Collected data

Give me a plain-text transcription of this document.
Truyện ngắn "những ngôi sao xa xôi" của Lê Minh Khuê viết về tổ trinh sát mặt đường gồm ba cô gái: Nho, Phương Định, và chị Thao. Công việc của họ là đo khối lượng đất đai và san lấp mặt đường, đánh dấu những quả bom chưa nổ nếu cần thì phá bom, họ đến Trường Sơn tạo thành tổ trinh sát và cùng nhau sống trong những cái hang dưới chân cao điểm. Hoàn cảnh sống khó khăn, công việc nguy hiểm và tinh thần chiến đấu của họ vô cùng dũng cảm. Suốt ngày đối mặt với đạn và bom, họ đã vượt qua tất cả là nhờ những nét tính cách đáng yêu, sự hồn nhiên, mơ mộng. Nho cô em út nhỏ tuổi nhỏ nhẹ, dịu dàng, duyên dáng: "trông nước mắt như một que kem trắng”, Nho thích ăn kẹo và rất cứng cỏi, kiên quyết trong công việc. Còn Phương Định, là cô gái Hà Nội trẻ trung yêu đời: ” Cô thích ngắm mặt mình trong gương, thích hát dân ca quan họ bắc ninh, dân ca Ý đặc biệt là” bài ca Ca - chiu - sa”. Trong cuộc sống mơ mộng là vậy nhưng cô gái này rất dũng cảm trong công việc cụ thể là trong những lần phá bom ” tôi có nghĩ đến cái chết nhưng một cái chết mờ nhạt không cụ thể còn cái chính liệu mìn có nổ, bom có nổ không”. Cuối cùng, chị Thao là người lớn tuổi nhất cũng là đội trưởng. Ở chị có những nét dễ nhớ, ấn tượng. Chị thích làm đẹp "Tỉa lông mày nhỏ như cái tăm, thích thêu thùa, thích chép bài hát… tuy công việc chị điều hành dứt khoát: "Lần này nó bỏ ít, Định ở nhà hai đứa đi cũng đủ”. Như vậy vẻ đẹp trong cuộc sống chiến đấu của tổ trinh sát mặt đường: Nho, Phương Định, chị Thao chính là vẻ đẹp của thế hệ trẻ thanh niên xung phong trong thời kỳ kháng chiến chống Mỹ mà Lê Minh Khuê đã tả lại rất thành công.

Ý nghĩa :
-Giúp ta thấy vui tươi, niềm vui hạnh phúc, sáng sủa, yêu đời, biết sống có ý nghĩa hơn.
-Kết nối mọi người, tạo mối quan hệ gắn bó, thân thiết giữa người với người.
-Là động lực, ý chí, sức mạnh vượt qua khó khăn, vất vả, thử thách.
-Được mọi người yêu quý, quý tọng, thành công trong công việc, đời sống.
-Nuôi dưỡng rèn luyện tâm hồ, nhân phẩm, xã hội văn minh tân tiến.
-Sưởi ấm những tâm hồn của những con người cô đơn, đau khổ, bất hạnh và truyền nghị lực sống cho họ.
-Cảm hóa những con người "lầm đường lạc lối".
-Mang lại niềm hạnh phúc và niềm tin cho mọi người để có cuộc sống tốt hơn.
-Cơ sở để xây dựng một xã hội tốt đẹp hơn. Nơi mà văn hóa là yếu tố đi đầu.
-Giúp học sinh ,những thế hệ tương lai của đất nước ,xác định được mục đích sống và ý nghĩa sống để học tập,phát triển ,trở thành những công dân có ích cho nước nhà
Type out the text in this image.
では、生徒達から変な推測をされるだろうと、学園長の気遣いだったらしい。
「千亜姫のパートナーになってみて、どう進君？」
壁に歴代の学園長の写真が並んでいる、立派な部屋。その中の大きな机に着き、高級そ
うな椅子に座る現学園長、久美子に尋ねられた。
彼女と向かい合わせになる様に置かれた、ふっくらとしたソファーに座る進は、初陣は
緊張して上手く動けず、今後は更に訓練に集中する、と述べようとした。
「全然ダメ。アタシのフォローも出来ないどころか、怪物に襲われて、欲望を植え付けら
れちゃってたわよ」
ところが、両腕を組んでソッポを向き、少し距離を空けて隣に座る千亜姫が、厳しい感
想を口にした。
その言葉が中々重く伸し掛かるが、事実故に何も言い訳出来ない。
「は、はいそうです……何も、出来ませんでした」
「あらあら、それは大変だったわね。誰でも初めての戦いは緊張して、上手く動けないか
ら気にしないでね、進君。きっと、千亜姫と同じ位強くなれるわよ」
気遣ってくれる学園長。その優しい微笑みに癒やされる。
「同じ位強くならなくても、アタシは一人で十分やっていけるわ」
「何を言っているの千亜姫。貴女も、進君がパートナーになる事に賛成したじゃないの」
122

> _EXERCISE REQUIREMENTS_
Every line of the listing that holds "nghĩa" is to be counted; give only the resulting number.

> _ANSWER TO THE EXERCISE_
3